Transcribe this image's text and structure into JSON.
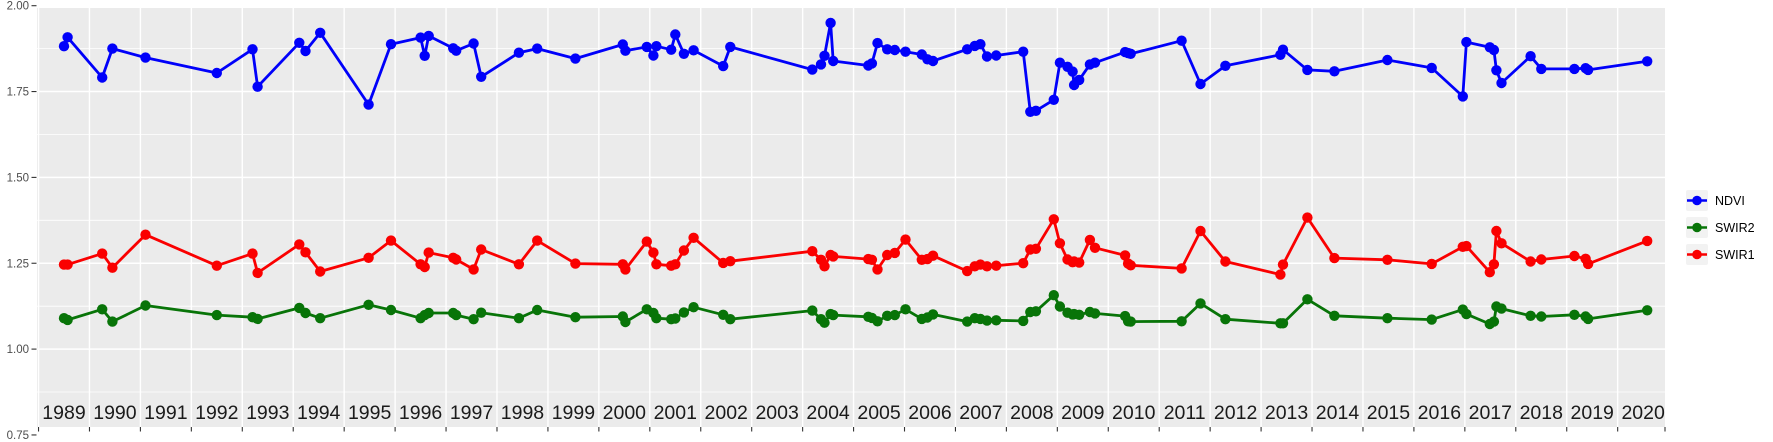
{
  "chart_data": {
    "type": "line",
    "title": "",
    "xlabel": "",
    "ylabel": "",
    "grid": "white major and minor gridlines on gray panel",
    "legend_position": "right-center",
    "ylim": [
      0.75,
      2.0
    ],
    "xlim": [
      1988.47,
      2020.43
    ],
    "y_ticks": [
      2.0,
      1.75,
      1.5,
      1.25,
      1.0,
      0.75
    ],
    "y_tick_labels": [
      "2.00",
      "1.75",
      "1.50",
      "1.25",
      "1.00",
      "0.75"
    ],
    "x_tick_labels": [
      "1989",
      "1990",
      "1991",
      "1992",
      "1993",
      "1994",
      "1995",
      "1996",
      "1997",
      "1998",
      "1999",
      "2000",
      "2001",
      "2002",
      "2003",
      "2004",
      "2005",
      "2006",
      "2007",
      "2008",
      "2009",
      "2010",
      "2011",
      "2012",
      "2013",
      "2014",
      "2015",
      "2016",
      "2017",
      "2018",
      "2019",
      "2020"
    ],
    "x": [
      1989.0,
      1989.07,
      1989.75,
      1989.95,
      1990.6,
      1992.0,
      1992.7,
      1992.8,
      1993.62,
      1993.74,
      1994.03,
      1994.98,
      1995.42,
      1996.0,
      1996.08,
      1996.16,
      1996.64,
      1996.7,
      1997.04,
      1997.19,
      1997.93,
      1998.29,
      1999.04,
      1999.97,
      2000.02,
      2000.44,
      2000.57,
      2000.63,
      2000.92,
      2001.0,
      2001.17,
      2001.36,
      2001.94,
      2002.08,
      2003.69,
      2003.86,
      2003.93,
      2004.05,
      2004.1,
      2004.79,
      2004.86,
      2004.97,
      2005.16,
      2005.31,
      2005.52,
      2005.84,
      2005.95,
      2006.06,
      2006.73,
      2006.88,
      2006.99,
      2007.12,
      2007.3,
      2007.83,
      2007.97,
      2008.08,
      2008.43,
      2008.55,
      2008.7,
      2008.8,
      2008.83,
      2008.93,
      2009.14,
      2009.24,
      2009.83,
      2009.89,
      2009.94,
      2010.94,
      2011.31,
      2011.8,
      2012.88,
      2012.93,
      2013.41,
      2013.94,
      2014.98,
      2015.85,
      2016.46,
      2016.53,
      2016.99,
      2017.07,
      2017.12,
      2017.22,
      2017.79,
      2018.0,
      2018.65,
      2018.87,
      2018.92,
      2020.08
    ],
    "series": [
      {
        "name": "NDVI",
        "color": "#0000FA",
        "values": [
          1.882,
          1.908,
          1.791,
          1.875,
          1.849,
          1.804,
          1.873,
          1.764,
          1.892,
          1.868,
          1.921,
          1.712,
          1.888,
          1.907,
          1.854,
          1.912,
          1.876,
          1.869,
          1.89,
          1.793,
          1.863,
          1.875,
          1.846,
          1.887,
          1.869,
          1.88,
          1.855,
          1.882,
          1.872,
          1.916,
          1.86,
          1.87,
          1.824,
          1.88,
          1.814,
          1.829,
          1.854,
          1.95,
          1.839,
          1.826,
          1.832,
          1.891,
          1.873,
          1.871,
          1.866,
          1.858,
          1.844,
          1.839,
          1.873,
          1.883,
          1.888,
          1.852,
          1.855,
          1.866,
          1.691,
          1.694,
          1.726,
          1.834,
          1.822,
          1.808,
          1.769,
          1.784,
          1.829,
          1.834,
          1.865,
          1.862,
          1.86,
          1.898,
          1.772,
          1.825,
          1.857,
          1.872,
          1.813,
          1.809,
          1.842,
          1.819,
          1.736,
          1.894,
          1.879,
          1.871,
          1.812,
          1.775,
          1.853,
          1.816,
          1.816,
          1.818,
          1.813,
          1.838
        ]
      },
      {
        "name": "SWIR2",
        "color": "#087408",
        "values": [
          1.09,
          1.085,
          1.116,
          1.08,
          1.127,
          1.099,
          1.093,
          1.088,
          1.12,
          1.105,
          1.09,
          1.129,
          1.114,
          1.09,
          1.099,
          1.105,
          1.105,
          1.099,
          1.087,
          1.106,
          1.09,
          1.114,
          1.093,
          1.095,
          1.079,
          1.116,
          1.105,
          1.09,
          1.087,
          1.089,
          1.107,
          1.122,
          1.1,
          1.087,
          1.112,
          1.087,
          1.077,
          1.102,
          1.099,
          1.094,
          1.091,
          1.081,
          1.097,
          1.099,
          1.116,
          1.088,
          1.092,
          1.101,
          1.08,
          1.09,
          1.088,
          1.083,
          1.084,
          1.082,
          1.108,
          1.11,
          1.157,
          1.124,
          1.106,
          1.101,
          1.102,
          1.1,
          1.108,
          1.104,
          1.096,
          1.081,
          1.08,
          1.081,
          1.133,
          1.087,
          1.075,
          1.075,
          1.145,
          1.097,
          1.09,
          1.086,
          1.115,
          1.102,
          1.073,
          1.08,
          1.124,
          1.118,
          1.097,
          1.095,
          1.1,
          1.095,
          1.088,
          1.113
        ]
      },
      {
        "name": "SWIR1",
        "color": "#FA0000",
        "values": [
          1.246,
          1.246,
          1.278,
          1.237,
          1.333,
          1.243,
          1.278,
          1.222,
          1.305,
          1.282,
          1.226,
          1.266,
          1.316,
          1.247,
          1.239,
          1.281,
          1.266,
          1.261,
          1.232,
          1.29,
          1.247,
          1.316,
          1.249,
          1.247,
          1.232,
          1.313,
          1.281,
          1.247,
          1.243,
          1.247,
          1.287,
          1.324,
          1.251,
          1.256,
          1.285,
          1.26,
          1.241,
          1.274,
          1.27,
          1.262,
          1.26,
          1.232,
          1.274,
          1.28,
          1.319,
          1.26,
          1.262,
          1.272,
          1.227,
          1.241,
          1.246,
          1.241,
          1.243,
          1.25,
          1.29,
          1.292,
          1.378,
          1.308,
          1.261,
          1.253,
          1.255,
          1.252,
          1.318,
          1.295,
          1.273,
          1.249,
          1.244,
          1.235,
          1.344,
          1.255,
          1.217,
          1.246,
          1.383,
          1.265,
          1.26,
          1.248,
          1.298,
          1.3,
          1.224,
          1.247,
          1.344,
          1.308,
          1.255,
          1.261,
          1.271,
          1.263,
          1.248,
          1.315
        ]
      }
    ]
  },
  "legend": {
    "items": [
      {
        "label": "NDVI",
        "color": "#0000FA"
      },
      {
        "label": "SWIR2",
        "color": "#087408"
      },
      {
        "label": "SWIR1",
        "color": "#FA0000"
      }
    ]
  },
  "styles": {
    "panel_bg": "#EBEBEB",
    "grid_color": "#FFFFFF",
    "legend_key_bg": "#F2F2F2",
    "y_axis_text_color": "#4D4D4D",
    "x_axis_text_color": "#1A1A1A",
    "tick_color": "#333333"
  }
}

- **WRITTEN INSTRUCTION**
Write out the material above again, word for word, minus its pictures.

- **WORKED ANSWER**
Transcribe this image's text and structure into JSON.
{
  "chart_data": {
    "type": "line",
    "title": "",
    "xlabel": "",
    "ylabel": "",
    "grid": "white major and minor gridlines on gray panel",
    "legend_position": "right-center",
    "ylim": [
      0.75,
      2.0
    ],
    "xlim": [
      1988.47,
      2020.43
    ],
    "y_ticks": [
      2.0,
      1.75,
      1.5,
      1.25,
      1.0,
      0.75
    ],
    "y_tick_labels": [
      "2.00",
      "1.75",
      "1.50",
      "1.25",
      "1.00",
      "0.75"
    ],
    "x_tick_labels": [
      "1989",
      "1990",
      "1991",
      "1992",
      "1993",
      "1994",
      "1995",
      "1996",
      "1997",
      "1998",
      "1999",
      "2000",
      "2001",
      "2002",
      "2003",
      "2004",
      "2005",
      "2006",
      "2007",
      "2008",
      "2009",
      "2010",
      "2011",
      "2012",
      "2013",
      "2014",
      "2015",
      "2016",
      "2017",
      "2018",
      "2019",
      "2020"
    ],
    "x": [
      1989.0,
      1989.07,
      1989.75,
      1989.95,
      1990.6,
      1992.0,
      1992.7,
      1992.8,
      1993.62,
      1993.74,
      1994.03,
      1994.98,
      1995.42,
      1996.0,
      1996.08,
      1996.16,
      1996.64,
      1996.7,
      1997.04,
      1997.19,
      1997.93,
      1998.29,
      1999.04,
      1999.97,
      2000.02,
      2000.44,
      2000.57,
      2000.63,
      2000.92,
      2001.0,
      2001.17,
      2001.36,
      2001.94,
      2002.08,
      2003.69,
      2003.86,
      2003.93,
      2004.05,
      2004.1,
      2004.79,
      2004.86,
      2004.97,
      2005.16,
      2005.31,
      2005.52,
      2005.84,
      2005.95,
      2006.06,
      2006.73,
      2006.88,
      2006.99,
      2007.12,
      2007.3,
      2007.83,
      2007.97,
      2008.08,
      2008.43,
      2008.55,
      2008.7,
      2008.8,
      2008.83,
      2008.93,
      2009.14,
      2009.24,
      2009.83,
      2009.89,
      2009.94,
      2010.94,
      2011.31,
      2011.8,
      2012.88,
      2012.93,
      2013.41,
      2013.94,
      2014.98,
      2015.85,
      2016.46,
      2016.53,
      2016.99,
      2017.07,
      2017.12,
      2017.22,
      2017.79,
      2018.0,
      2018.65,
      2018.87,
      2018.92,
      2020.08
    ],
    "series": [
      {
        "name": "NDVI",
        "color": "#0000FA",
        "values": [
          1.882,
          1.908,
          1.791,
          1.875,
          1.849,
          1.804,
          1.873,
          1.764,
          1.892,
          1.868,
          1.921,
          1.712,
          1.888,
          1.907,
          1.854,
          1.912,
          1.876,
          1.869,
          1.89,
          1.793,
          1.863,
          1.875,
          1.846,
          1.887,
          1.869,
          1.88,
          1.855,
          1.882,
          1.872,
          1.916,
          1.86,
          1.87,
          1.824,
          1.88,
          1.814,
          1.829,
          1.854,
          1.95,
          1.839,
          1.826,
          1.832,
          1.891,
          1.873,
          1.871,
          1.866,
          1.858,
          1.844,
          1.839,
          1.873,
          1.883,
          1.888,
          1.852,
          1.855,
          1.866,
          1.691,
          1.694,
          1.726,
          1.834,
          1.822,
          1.808,
          1.769,
          1.784,
          1.829,
          1.834,
          1.865,
          1.862,
          1.86,
          1.898,
          1.772,
          1.825,
          1.857,
          1.872,
          1.813,
          1.809,
          1.842,
          1.819,
          1.736,
          1.894,
          1.879,
          1.871,
          1.812,
          1.775,
          1.853,
          1.816,
          1.816,
          1.818,
          1.813,
          1.838
        ]
      },
      {
        "name": "SWIR2",
        "color": "#087408",
        "values": [
          1.09,
          1.085,
          1.116,
          1.08,
          1.127,
          1.099,
          1.093,
          1.088,
          1.12,
          1.105,
          1.09,
          1.129,
          1.114,
          1.09,
          1.099,
          1.105,
          1.105,
          1.099,
          1.087,
          1.106,
          1.09,
          1.114,
          1.093,
          1.095,
          1.079,
          1.116,
          1.105,
          1.09,
          1.087,
          1.089,
          1.107,
          1.122,
          1.1,
          1.087,
          1.112,
          1.087,
          1.077,
          1.102,
          1.099,
          1.094,
          1.091,
          1.081,
          1.097,
          1.099,
          1.116,
          1.088,
          1.092,
          1.101,
          1.08,
          1.09,
          1.088,
          1.083,
          1.084,
          1.082,
          1.108,
          1.11,
          1.157,
          1.124,
          1.106,
          1.101,
          1.102,
          1.1,
          1.108,
          1.104,
          1.096,
          1.081,
          1.08,
          1.081,
          1.133,
          1.087,
          1.075,
          1.075,
          1.145,
          1.097,
          1.09,
          1.086,
          1.115,
          1.102,
          1.073,
          1.08,
          1.124,
          1.118,
          1.097,
          1.095,
          1.1,
          1.095,
          1.088,
          1.113
        ]
      },
      {
        "name": "SWIR1",
        "color": "#FA0000",
        "values": [
          1.246,
          1.246,
          1.278,
          1.237,
          1.333,
          1.243,
          1.278,
          1.222,
          1.305,
          1.282,
          1.226,
          1.266,
          1.316,
          1.247,
          1.239,
          1.281,
          1.266,
          1.261,
          1.232,
          1.29,
          1.247,
          1.316,
          1.249,
          1.247,
          1.232,
          1.313,
          1.281,
          1.247,
          1.243,
          1.247,
          1.287,
          1.324,
          1.251,
          1.256,
          1.285,
          1.26,
          1.241,
          1.274,
          1.27,
          1.262,
          1.26,
          1.232,
          1.274,
          1.28,
          1.319,
          1.26,
          1.262,
          1.272,
          1.227,
          1.241,
          1.246,
          1.241,
          1.243,
          1.25,
          1.29,
          1.292,
          1.378,
          1.308,
          1.261,
          1.253,
          1.255,
          1.252,
          1.318,
          1.295,
          1.273,
          1.249,
          1.244,
          1.235,
          1.344,
          1.255,
          1.217,
          1.246,
          1.383,
          1.265,
          1.26,
          1.248,
          1.298,
          1.3,
          1.224,
          1.247,
          1.344,
          1.308,
          1.255,
          1.261,
          1.271,
          1.263,
          1.248,
          1.315
        ]
      }
    ]
  },
  "legend": {
    "items": [
      {
        "label": "NDVI",
        "color": "#0000FA"
      },
      {
        "label": "SWIR2",
        "color": "#087408"
      },
      {
        "label": "SWIR1",
        "color": "#FA0000"
      }
    ]
  },
  "styles": {
    "panel_bg": "#EBEBEB",
    "grid_color": "#FFFFFF",
    "legend_key_bg": "#F2F2F2",
    "y_axis_text_color": "#4D4D4D",
    "x_axis_text_color": "#1A1A1A",
    "tick_color": "#333333"
  }
}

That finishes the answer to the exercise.